* **EXERCISE DETAILS**
Hunt for the word "fazer" across the entries below, copying each line that holds it.
----- DATASET RECORDS -----
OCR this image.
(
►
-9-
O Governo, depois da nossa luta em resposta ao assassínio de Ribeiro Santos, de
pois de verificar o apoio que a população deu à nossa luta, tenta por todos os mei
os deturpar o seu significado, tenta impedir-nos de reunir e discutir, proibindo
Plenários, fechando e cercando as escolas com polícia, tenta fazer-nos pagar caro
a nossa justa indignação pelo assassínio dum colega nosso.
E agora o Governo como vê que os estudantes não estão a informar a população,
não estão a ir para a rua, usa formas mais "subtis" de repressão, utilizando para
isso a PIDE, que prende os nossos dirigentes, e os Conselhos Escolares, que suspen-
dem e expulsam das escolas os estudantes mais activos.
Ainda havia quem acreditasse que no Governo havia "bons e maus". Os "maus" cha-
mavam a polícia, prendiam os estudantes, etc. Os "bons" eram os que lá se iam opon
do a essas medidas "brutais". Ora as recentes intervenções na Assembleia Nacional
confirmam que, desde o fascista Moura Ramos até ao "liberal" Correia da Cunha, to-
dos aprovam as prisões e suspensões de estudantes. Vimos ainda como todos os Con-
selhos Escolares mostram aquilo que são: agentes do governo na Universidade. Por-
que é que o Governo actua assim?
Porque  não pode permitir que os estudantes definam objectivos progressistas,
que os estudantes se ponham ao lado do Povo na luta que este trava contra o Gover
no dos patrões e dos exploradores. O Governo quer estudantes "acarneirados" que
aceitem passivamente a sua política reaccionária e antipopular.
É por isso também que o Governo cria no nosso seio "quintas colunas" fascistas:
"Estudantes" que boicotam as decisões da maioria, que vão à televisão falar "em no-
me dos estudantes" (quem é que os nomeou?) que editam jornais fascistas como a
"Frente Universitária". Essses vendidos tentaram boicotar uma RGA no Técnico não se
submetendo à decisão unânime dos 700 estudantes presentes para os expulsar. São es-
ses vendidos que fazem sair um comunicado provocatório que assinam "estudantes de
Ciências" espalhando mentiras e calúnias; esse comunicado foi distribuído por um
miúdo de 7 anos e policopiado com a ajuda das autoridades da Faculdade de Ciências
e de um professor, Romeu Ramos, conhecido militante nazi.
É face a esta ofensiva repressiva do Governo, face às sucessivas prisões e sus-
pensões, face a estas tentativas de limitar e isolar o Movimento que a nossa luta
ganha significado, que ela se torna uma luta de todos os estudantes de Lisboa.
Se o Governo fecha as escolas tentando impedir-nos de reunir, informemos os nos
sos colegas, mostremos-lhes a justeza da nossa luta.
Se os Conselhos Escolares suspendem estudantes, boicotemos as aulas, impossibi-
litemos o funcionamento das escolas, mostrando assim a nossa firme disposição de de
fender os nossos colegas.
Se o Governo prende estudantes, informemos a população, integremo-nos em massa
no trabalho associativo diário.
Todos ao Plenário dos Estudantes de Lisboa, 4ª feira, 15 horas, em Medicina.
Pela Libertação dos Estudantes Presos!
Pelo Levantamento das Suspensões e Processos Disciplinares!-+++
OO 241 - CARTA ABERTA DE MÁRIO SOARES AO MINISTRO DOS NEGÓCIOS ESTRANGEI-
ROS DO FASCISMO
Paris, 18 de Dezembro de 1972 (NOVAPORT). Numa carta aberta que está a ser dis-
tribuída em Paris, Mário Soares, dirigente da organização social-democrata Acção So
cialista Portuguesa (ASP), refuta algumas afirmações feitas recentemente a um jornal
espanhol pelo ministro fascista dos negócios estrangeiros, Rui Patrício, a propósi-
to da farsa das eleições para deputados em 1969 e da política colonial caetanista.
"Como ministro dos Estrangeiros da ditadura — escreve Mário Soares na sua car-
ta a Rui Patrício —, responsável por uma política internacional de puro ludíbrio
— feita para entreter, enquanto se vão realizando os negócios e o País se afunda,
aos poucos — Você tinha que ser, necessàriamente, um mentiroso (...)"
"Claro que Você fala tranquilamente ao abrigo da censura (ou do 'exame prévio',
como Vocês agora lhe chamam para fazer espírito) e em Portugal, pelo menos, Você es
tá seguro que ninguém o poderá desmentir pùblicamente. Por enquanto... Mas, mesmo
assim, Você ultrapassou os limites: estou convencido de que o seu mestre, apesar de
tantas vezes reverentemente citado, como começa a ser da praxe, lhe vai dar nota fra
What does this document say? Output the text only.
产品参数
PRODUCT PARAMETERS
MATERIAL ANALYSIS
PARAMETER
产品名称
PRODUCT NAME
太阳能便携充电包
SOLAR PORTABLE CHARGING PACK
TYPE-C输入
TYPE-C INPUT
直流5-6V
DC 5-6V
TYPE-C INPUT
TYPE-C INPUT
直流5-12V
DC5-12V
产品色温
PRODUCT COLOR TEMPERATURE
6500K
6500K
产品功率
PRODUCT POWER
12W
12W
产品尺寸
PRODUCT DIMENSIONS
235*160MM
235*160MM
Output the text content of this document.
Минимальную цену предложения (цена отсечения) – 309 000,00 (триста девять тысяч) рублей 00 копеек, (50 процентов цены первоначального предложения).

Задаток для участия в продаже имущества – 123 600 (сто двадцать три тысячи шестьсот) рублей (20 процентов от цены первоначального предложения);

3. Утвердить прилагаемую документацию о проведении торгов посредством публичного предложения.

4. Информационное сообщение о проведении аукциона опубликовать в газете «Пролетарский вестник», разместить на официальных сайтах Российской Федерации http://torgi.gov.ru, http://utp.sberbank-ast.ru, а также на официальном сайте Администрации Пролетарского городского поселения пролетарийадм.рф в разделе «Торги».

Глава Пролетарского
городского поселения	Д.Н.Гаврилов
-----
* **SOLVED PROBLEM**
Plenários, fechando e cercando as escolas com polícia, tenta fazer-nos pagar caro
como Vocês agora lhe chamam para fazer espírito) e em Portugal, pelo menos, Você es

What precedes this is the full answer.